>> begin
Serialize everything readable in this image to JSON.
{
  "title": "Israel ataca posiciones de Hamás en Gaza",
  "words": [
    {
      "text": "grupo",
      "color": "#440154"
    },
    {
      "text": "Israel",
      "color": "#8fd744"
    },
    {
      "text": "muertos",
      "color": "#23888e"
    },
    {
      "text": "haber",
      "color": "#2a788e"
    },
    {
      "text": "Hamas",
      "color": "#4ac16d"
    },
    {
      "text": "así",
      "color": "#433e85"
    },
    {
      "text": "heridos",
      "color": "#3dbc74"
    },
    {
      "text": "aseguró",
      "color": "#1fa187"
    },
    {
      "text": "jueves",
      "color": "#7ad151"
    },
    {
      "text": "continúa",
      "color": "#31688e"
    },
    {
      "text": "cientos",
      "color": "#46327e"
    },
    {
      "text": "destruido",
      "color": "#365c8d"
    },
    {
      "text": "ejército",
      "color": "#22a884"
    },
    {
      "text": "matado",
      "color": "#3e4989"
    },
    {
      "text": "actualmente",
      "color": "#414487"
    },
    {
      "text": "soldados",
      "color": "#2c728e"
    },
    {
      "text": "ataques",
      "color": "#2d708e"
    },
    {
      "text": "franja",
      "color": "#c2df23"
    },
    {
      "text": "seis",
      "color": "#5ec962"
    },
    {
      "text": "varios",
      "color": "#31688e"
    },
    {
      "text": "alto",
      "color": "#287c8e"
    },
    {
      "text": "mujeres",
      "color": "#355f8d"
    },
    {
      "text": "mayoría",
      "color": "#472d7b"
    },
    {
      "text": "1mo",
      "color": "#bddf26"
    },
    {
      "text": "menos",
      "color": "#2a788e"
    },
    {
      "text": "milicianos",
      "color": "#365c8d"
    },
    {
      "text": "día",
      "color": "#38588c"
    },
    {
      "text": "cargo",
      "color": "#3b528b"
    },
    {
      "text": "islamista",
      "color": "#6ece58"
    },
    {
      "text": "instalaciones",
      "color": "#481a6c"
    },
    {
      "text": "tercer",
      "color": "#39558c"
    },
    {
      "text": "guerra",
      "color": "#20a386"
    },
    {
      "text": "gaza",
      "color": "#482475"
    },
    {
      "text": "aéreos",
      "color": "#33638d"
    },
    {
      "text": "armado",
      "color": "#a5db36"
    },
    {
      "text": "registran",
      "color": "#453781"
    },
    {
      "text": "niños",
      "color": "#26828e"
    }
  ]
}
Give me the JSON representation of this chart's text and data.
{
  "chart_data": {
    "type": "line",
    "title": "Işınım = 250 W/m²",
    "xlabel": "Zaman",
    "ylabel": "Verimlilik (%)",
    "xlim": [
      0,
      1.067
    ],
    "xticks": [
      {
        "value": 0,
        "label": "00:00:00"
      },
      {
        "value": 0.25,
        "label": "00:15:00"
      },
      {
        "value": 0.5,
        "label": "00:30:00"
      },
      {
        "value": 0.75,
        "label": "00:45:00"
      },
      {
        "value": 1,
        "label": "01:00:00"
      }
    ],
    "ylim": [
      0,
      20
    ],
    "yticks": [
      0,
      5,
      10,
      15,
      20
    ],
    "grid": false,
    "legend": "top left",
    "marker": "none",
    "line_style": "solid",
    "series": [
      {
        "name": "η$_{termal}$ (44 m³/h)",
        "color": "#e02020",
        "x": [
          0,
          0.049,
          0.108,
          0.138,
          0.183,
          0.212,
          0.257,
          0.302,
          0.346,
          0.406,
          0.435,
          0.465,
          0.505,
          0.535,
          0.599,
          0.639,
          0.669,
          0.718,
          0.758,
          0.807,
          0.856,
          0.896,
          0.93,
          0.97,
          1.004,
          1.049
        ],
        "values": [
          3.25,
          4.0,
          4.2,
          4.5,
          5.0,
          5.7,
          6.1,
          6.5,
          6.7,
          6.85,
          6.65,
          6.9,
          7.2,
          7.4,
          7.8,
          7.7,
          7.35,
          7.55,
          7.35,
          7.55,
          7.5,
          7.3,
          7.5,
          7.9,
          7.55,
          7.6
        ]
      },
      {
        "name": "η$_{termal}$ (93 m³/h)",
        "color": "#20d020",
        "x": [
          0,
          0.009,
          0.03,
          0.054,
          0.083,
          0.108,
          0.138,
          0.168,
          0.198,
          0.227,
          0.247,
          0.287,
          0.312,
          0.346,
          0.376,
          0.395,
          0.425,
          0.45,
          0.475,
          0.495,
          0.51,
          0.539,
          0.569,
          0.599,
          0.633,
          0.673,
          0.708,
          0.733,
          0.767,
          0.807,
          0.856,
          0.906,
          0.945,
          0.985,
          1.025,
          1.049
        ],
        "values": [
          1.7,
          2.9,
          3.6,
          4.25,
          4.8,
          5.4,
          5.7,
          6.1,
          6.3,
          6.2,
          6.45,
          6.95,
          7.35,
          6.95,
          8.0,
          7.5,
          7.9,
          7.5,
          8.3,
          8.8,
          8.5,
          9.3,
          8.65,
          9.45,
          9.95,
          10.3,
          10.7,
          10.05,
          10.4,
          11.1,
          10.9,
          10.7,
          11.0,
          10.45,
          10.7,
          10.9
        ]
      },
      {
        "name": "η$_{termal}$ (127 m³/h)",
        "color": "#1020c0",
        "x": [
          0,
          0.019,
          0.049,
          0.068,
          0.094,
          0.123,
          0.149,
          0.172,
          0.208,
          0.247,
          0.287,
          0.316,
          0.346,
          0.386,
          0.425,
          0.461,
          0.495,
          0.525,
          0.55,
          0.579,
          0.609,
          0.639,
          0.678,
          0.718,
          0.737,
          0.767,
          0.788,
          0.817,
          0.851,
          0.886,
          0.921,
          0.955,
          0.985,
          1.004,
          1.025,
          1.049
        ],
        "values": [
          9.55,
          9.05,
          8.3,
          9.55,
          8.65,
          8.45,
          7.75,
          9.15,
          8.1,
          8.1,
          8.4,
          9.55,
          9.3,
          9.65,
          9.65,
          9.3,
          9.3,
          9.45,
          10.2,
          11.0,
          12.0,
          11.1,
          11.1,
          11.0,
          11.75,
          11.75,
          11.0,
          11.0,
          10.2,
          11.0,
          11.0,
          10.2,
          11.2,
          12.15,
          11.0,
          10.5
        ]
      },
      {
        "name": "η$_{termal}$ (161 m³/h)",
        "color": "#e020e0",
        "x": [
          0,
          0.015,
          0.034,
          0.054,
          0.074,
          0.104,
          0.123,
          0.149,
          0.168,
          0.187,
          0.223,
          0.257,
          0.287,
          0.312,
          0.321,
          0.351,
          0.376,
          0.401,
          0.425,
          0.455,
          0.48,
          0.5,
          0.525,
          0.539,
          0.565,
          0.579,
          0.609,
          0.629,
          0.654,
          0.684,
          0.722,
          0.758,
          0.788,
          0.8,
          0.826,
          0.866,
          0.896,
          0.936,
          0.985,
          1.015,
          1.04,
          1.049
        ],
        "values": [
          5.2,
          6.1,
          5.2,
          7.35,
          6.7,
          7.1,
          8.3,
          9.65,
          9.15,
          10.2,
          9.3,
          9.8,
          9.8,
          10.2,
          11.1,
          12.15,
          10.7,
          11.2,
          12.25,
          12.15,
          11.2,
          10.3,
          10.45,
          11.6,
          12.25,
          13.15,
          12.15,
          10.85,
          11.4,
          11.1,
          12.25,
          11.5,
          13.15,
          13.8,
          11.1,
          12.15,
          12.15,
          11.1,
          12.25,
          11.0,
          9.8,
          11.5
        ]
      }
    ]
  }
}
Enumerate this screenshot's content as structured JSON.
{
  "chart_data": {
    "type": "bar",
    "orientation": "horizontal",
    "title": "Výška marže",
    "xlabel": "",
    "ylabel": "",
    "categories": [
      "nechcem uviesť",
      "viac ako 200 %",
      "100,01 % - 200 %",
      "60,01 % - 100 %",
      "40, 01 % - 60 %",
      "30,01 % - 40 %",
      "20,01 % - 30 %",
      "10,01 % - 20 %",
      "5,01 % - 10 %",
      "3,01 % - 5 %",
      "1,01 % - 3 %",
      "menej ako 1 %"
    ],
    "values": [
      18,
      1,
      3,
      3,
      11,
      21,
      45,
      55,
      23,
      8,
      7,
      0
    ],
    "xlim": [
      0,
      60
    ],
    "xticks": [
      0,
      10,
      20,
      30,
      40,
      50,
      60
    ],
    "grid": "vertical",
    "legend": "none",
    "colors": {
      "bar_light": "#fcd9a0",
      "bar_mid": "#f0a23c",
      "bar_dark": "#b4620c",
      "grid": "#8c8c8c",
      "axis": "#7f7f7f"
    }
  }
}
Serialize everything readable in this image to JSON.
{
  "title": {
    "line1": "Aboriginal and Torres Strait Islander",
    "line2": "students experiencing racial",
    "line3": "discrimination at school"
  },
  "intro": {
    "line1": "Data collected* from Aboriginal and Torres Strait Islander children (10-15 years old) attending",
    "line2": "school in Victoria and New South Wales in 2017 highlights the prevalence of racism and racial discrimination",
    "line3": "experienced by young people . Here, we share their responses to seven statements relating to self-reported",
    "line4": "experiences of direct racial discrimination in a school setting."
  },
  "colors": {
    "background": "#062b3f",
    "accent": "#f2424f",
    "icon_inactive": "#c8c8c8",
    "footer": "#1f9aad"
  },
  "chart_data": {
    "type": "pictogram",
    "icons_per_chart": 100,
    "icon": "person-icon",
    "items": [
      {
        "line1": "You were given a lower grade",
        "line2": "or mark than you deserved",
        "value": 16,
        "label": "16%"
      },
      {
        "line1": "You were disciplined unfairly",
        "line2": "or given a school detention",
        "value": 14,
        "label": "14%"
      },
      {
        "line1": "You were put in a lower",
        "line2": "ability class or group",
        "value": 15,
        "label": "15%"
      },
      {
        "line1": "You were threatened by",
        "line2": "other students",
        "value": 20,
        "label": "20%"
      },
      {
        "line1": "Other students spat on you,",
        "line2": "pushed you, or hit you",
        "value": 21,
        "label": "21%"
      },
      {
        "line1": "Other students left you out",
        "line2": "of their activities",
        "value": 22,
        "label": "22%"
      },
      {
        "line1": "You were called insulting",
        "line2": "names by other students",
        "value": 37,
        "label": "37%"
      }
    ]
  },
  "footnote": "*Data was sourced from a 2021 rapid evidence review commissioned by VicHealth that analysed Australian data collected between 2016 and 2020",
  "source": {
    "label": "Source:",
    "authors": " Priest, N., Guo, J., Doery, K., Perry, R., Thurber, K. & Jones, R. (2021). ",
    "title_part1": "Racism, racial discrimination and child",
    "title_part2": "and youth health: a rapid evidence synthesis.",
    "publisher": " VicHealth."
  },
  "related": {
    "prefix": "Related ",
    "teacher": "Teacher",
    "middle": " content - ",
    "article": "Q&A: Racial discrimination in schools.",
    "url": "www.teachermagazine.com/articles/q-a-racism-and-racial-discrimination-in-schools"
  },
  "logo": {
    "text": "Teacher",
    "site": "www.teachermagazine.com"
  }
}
>> end
**WORK TO COMPLETE**
Look above for lines with the word "discrimination" and copy them all.

**TASK RESULT**
    "line3": "discrimination at school"
    "line2": "school in Victoria and New South Wales in 2017 highlights the prevalence of racism and racial discrimination",
    "line4": "experiences of direct racial discrimination in a school setting."
    "title_part1": "Racism, racial discrimination and child",
    "article": "Q&A: Racial discrimination in schools.",
    "url": "www.teachermagazine.com/articles/q-a-racism-and-racial-discrimination-in-schools"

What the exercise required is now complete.